[Extracted data entries]
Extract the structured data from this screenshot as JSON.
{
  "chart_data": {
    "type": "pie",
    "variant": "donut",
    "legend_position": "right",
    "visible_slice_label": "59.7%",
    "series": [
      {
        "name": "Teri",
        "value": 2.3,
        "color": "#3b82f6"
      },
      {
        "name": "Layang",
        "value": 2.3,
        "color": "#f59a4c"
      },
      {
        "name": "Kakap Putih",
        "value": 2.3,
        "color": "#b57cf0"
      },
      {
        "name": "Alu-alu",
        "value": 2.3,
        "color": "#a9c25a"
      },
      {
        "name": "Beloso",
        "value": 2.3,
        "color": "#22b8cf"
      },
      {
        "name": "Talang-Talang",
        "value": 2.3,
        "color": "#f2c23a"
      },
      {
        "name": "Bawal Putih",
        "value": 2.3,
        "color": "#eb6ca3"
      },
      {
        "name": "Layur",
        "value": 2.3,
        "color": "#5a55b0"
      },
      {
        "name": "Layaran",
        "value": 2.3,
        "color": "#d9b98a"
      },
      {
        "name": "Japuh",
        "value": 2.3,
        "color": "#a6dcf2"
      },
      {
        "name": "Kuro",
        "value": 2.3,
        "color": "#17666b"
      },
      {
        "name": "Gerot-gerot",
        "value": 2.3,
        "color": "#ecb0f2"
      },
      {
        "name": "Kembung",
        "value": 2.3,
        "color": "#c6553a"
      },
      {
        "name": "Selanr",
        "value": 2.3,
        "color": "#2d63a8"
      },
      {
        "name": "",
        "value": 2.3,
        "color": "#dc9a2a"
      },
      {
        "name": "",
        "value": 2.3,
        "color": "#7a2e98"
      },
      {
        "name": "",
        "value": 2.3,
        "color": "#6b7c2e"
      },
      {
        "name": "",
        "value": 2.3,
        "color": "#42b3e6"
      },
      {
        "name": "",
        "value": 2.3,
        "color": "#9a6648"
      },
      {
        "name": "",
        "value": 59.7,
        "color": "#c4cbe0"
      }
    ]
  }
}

--- The exercise ---
Give all the records again. Match them exactly.

--- Written response ---
Extract the structured data from this screenshot as JSON.
{
  "chart_data": {
    "type": "pie",
    "variant": "donut",
    "legend_position": "right",
    "visible_slice_label": "59.7%",
    "series": [
      {
        "name": "Teri",
        "value": 2.3,
        "color": "#3b82f6"
      },
      {
        "name": "Layang",
        "value": 2.3,
        "color": "#f59a4c"
      },
      {
        "name": "Kakap Putih",
        "value": 2.3,
        "color": "#b57cf0"
      },
      {
        "name": "Alu-alu",
        "value": 2.3,
        "color": "#a9c25a"
      },
      {
        "name": "Beloso",
        "value": 2.3,
        "color": "#22b8cf"
      },
      {
        "name": "Talang-Talang",
        "value": 2.3,
        "color": "#f2c23a"
      },
      {
        "name": "Bawal Putih",
        "value": 2.3,
        "color": "#eb6ca3"
      },
      {
        "name": "Layur",
        "value": 2.3,
        "color": "#5a55b0"
      },
      {
        "name": "Layaran",
        "value": 2.3,
        "color": "#d9b98a"
      },
      {
        "name": "Japuh",
        "value": 2.3,
        "color": "#a6dcf2"
      },
      {
        "name": "Kuro",
        "value": 2.3,
        "color": "#17666b"
      },
      {
        "name": "Gerot-gerot",
        "value": 2.3,
        "color": "#ecb0f2"
      },
      {
        "name": "Kembung",
        "value": 2.3,
        "color": "#c6553a"
      },
      {
        "name": "Selanr",
        "value": 2.3,
        "color": "#2d63a8"
      },
      {
        "name": "",
        "value": 2.3,
        "color": "#dc9a2a"
      },
      {
        "name": "",
        "value": 2.3,
        "color": "#7a2e98"
      },
      {
        "name": "",
        "value": 2.3,
        "color": "#6b7c2e"
      },
      {
        "name": "",
        "value": 2.3,
        "color": "#42b3e6"
      },
      {
        "name": "",
        "value": 2.3,
        "color": "#9a6648"
      },
      {
        "name": "",
        "value": 59.7,
        "color": "#c4cbe0"
      }
    ]
  }
}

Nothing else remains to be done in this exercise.